BEGIN DATA

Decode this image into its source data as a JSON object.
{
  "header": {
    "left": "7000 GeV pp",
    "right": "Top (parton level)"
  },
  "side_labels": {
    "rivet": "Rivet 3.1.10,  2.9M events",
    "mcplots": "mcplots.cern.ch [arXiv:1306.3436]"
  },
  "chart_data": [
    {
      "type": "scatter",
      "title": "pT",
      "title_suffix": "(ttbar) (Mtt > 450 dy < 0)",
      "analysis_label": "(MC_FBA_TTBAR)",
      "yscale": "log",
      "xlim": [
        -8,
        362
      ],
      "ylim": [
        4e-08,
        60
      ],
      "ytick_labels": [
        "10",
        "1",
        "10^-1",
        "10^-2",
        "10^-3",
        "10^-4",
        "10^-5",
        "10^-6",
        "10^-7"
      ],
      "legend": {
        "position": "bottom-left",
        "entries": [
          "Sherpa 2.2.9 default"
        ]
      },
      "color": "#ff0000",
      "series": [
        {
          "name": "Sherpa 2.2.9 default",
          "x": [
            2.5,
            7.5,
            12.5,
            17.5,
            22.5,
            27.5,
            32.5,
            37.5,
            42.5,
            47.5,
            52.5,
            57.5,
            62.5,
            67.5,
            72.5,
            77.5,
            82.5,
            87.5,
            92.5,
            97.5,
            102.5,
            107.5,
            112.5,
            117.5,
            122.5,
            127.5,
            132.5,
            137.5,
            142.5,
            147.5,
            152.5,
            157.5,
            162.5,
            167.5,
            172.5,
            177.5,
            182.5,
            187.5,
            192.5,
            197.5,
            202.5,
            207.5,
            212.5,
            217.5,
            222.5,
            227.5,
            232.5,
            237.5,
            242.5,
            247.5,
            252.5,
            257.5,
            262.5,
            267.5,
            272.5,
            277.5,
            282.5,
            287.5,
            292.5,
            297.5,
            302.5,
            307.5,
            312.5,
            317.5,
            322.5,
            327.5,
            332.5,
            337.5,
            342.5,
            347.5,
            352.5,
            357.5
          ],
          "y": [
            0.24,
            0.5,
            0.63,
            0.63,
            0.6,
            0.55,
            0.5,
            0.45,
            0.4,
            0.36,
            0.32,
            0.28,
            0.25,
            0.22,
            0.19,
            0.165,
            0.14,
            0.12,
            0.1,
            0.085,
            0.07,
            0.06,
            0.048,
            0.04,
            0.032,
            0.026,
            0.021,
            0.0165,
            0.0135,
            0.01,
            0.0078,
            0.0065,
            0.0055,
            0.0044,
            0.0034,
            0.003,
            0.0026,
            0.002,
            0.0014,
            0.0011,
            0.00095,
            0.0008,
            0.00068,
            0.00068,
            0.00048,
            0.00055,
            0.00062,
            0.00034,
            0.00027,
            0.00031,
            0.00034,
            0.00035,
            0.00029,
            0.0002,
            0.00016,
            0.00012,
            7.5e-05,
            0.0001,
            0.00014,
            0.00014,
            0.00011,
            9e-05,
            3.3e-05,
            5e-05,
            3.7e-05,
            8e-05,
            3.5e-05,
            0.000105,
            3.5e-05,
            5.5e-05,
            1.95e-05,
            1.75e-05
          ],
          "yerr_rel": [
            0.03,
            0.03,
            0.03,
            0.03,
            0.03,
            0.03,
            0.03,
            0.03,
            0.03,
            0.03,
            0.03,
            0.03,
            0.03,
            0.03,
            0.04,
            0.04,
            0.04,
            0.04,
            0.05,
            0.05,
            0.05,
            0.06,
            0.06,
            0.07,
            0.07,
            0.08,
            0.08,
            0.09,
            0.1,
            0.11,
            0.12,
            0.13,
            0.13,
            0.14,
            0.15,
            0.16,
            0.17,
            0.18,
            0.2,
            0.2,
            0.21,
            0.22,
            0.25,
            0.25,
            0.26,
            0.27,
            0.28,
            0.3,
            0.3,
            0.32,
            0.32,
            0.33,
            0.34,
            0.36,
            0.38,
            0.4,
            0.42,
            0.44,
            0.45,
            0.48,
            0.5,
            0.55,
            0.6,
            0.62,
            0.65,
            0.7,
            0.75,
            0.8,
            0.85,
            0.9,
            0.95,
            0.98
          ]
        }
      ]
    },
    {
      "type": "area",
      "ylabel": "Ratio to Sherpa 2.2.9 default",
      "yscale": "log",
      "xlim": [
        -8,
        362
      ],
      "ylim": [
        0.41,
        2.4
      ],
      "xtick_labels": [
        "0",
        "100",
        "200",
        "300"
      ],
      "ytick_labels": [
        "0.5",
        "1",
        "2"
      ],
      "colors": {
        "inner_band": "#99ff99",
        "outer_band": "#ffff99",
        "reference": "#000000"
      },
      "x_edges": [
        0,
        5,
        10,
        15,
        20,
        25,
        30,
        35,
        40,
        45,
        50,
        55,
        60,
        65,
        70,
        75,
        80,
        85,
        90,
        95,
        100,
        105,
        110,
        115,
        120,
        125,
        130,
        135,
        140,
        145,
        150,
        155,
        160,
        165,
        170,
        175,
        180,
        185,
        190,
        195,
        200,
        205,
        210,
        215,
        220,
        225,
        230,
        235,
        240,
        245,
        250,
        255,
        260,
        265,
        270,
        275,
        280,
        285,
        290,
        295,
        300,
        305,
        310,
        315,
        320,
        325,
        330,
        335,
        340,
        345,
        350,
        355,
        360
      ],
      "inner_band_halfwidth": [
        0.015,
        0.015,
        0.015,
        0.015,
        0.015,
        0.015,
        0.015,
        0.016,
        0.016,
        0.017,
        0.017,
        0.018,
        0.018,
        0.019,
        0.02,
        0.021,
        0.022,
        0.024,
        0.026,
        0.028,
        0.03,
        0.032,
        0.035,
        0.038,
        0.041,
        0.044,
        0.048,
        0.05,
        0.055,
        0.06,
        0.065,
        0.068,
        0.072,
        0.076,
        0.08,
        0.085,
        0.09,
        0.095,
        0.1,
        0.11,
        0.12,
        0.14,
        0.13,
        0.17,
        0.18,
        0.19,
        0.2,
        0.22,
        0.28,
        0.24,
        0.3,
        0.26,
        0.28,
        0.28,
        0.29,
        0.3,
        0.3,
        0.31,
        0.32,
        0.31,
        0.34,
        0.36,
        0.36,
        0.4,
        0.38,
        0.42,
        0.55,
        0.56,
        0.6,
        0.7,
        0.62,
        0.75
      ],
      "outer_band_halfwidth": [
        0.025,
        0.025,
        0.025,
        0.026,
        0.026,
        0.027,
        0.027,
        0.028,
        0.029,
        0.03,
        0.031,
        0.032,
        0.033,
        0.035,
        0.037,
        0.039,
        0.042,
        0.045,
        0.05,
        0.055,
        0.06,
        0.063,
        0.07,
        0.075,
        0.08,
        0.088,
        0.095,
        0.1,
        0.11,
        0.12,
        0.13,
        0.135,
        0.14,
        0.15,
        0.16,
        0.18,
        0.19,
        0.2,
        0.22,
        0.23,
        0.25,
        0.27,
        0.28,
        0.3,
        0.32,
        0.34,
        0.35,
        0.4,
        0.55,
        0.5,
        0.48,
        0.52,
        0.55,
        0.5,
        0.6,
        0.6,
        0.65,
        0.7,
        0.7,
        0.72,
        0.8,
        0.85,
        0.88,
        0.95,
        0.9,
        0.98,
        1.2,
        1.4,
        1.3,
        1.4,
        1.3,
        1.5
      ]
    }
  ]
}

END DATA

(GIVEN INSTRUCTION):
Exactly reproduce all of the entries.

(COMPLETE RESPONSE):
Decode this image into its source data as a JSON object.
{
  "header": {
    "left": "7000 GeV pp",
    "right": "Top (parton level)"
  },
  "side_labels": {
    "rivet": "Rivet 3.1.10,  2.9M events",
    "mcplots": "mcplots.cern.ch [arXiv:1306.3436]"
  },
  "chart_data": [
    {
      "type": "scatter",
      "title": "pT",
      "title_suffix": "(ttbar) (Mtt > 450 dy < 0)",
      "analysis_label": "(MC_FBA_TTBAR)",
      "yscale": "log",
      "xlim": [
        -8,
        362
      ],
      "ylim": [
        4e-08,
        60
      ],
      "ytick_labels": [
        "10",
        "1",
        "10^-1",
        "10^-2",
        "10^-3",
        "10^-4",
        "10^-5",
        "10^-6",
        "10^-7"
      ],
      "legend": {
        "position": "bottom-left",
        "entries": [
          "Sherpa 2.2.9 default"
        ]
      },
      "color": "#ff0000",
      "series": [
        {
          "name": "Sherpa 2.2.9 default",
          "x": [
            2.5,
            7.5,
            12.5,
            17.5,
            22.5,
            27.5,
            32.5,
            37.5,
            42.5,
            47.5,
            52.5,
            57.5,
            62.5,
            67.5,
            72.5,
            77.5,
            82.5,
            87.5,
            92.5,
            97.5,
            102.5,
            107.5,
            112.5,
            117.5,
            122.5,
            127.5,
            132.5,
            137.5,
            142.5,
            147.5,
            152.5,
            157.5,
            162.5,
            167.5,
            172.5,
            177.5,
            182.5,
            187.5,
            192.5,
            197.5,
            202.5,
            207.5,
            212.5,
            217.5,
            222.5,
            227.5,
            232.5,
            237.5,
            242.5,
            247.5,
            252.5,
            257.5,
            262.5,
            267.5,
            272.5,
            277.5,
            282.5,
            287.5,
            292.5,
            297.5,
            302.5,
            307.5,
            312.5,
            317.5,
            322.5,
            327.5,
            332.5,
            337.5,
            342.5,
            347.5,
            352.5,
            357.5
          ],
          "y": [
            0.24,
            0.5,
            0.63,
            0.63,
            0.6,
            0.55,
            0.5,
            0.45,
            0.4,
            0.36,
            0.32,
            0.28,
            0.25,
            0.22,
            0.19,
            0.165,
            0.14,
            0.12,
            0.1,
            0.085,
            0.07,
            0.06,
            0.048,
            0.04,
            0.032,
            0.026,
            0.021,
            0.0165,
            0.0135,
            0.01,
            0.0078,
            0.0065,
            0.0055,
            0.0044,
            0.0034,
            0.003,
            0.0026,
            0.002,
            0.0014,
            0.0011,
            0.00095,
            0.0008,
            0.00068,
            0.00068,
            0.00048,
            0.00055,
            0.00062,
            0.00034,
            0.00027,
            0.00031,
            0.00034,
            0.00035,
            0.00029,
            0.0002,
            0.00016,
            0.00012,
            7.5e-05,
            0.0001,
            0.00014,
            0.00014,
            0.00011,
            9e-05,
            3.3e-05,
            5e-05,
            3.7e-05,
            8e-05,
            3.5e-05,
            0.000105,
            3.5e-05,
            5.5e-05,
            1.95e-05,
            1.75e-05
          ],
          "yerr_rel": [
            0.03,
            0.03,
            0.03,
            0.03,
            0.03,
            0.03,
            0.03,
            0.03,
            0.03,
            0.03,
            0.03,
            0.03,
            0.03,
            0.03,
            0.04,
            0.04,
            0.04,
            0.04,
            0.05,
            0.05,
            0.05,
            0.06,
            0.06,
            0.07,
            0.07,
            0.08,
            0.08,
            0.09,
            0.1,
            0.11,
            0.12,
            0.13,
            0.13,
            0.14,
            0.15,
            0.16,
            0.17,
            0.18,
            0.2,
            0.2,
            0.21,
            0.22,
            0.25,
            0.25,
            0.26,
            0.27,
            0.28,
            0.3,
            0.3,
            0.32,
            0.32,
            0.33,
            0.34,
            0.36,
            0.38,
            0.4,
            0.42,
            0.44,
            0.45,
            0.48,
            0.5,
            0.55,
            0.6,
            0.62,
            0.65,
            0.7,
            0.75,
            0.8,
            0.85,
            0.9,
            0.95,
            0.98
          ]
        }
      ]
    },
    {
      "type": "area",
      "ylabel": "Ratio to Sherpa 2.2.9 default",
      "yscale": "log",
      "xlim": [
        -8,
        362
      ],
      "ylim": [
        0.41,
        2.4
      ],
      "xtick_labels": [
        "0",
        "100",
        "200",
        "300"
      ],
      "ytick_labels": [
        "0.5",
        "1",
        "2"
      ],
      "colors": {
        "inner_band": "#99ff99",
        "outer_band": "#ffff99",
        "reference": "#000000"
      },
      "x_edges": [
        0,
        5,
        10,
        15,
        20,
        25,
        30,
        35,
        40,
        45,
        50,
        55,
        60,
        65,
        70,
        75,
        80,
        85,
        90,
        95,
        100,
        105,
        110,
        115,
        120,
        125,
        130,
        135,
        140,
        145,
        150,
        155,
        160,
        165,
        170,
        175,
        180,
        185,
        190,
        195,
        200,
        205,
        210,
        215,
        220,
        225,
        230,
        235,
        240,
        245,
        250,
        255,
        260,
        265,
        270,
        275,
        280,
        285,
        290,
        295,
        300,
        305,
        310,
        315,
        320,
        325,
        330,
        335,
        340,
        345,
        350,
        355,
        360
      ],
      "inner_band_halfwidth": [
        0.015,
        0.015,
        0.015,
        0.015,
        0.015,
        0.015,
        0.015,
        0.016,
        0.016,
        0.017,
        0.017,
        0.018,
        0.018,
        0.019,
        0.02,
        0.021,
        0.022,
        0.024,
        0.026,
        0.028,
        0.03,
        0.032,
        0.035,
        0.038,
        0.041,
        0.044,
        0.048,
        0.05,
        0.055,
        0.06,
        0.065,
        0.068,
        0.072,
        0.076,
        0.08,
        0.085,
        0.09,
        0.095,
        0.1,
        0.11,
        0.12,
        0.14,
        0.13,
        0.17,
        0.18,
        0.19,
        0.2,
        0.22,
        0.28,
        0.24,
        0.3,
        0.26,
        0.28,
        0.28,
        0.29,
        0.3,
        0.3,
        0.31,
        0.32,
        0.31,
        0.34,
        0.36,
        0.36,
        0.4,
        0.38,
        0.42,
        0.55,
        0.56,
        0.6,
        0.7,
        0.62,
        0.75
      ],
      "outer_band_halfwidth": [
        0.025,
        0.025,
        0.025,
        0.026,
        0.026,
        0.027,
        0.027,
        0.028,
        0.029,
        0.03,
        0.031,
        0.032,
        0.033,
        0.035,
        0.037,
        0.039,
        0.042,
        0.045,
        0.05,
        0.055,
        0.06,
        0.063,
        0.07,
        0.075,
        0.08,
        0.088,
        0.095,
        0.1,
        0.11,
        0.12,
        0.13,
        0.135,
        0.14,
        0.15,
        0.16,
        0.18,
        0.19,
        0.2,
        0.22,
        0.23,
        0.25,
        0.27,
        0.28,
        0.3,
        0.32,
        0.34,
        0.35,
        0.4,
        0.55,
        0.5,
        0.48,
        0.52,
        0.55,
        0.5,
        0.6,
        0.6,
        0.65,
        0.7,
        0.7,
        0.72,
        0.8,
        0.85,
        0.88,
        0.95,
        0.9,
        0.98,
        1.2,
        1.4,
        1.3,
        1.4,
        1.3,
        1.5
      ]
    }
  ]
}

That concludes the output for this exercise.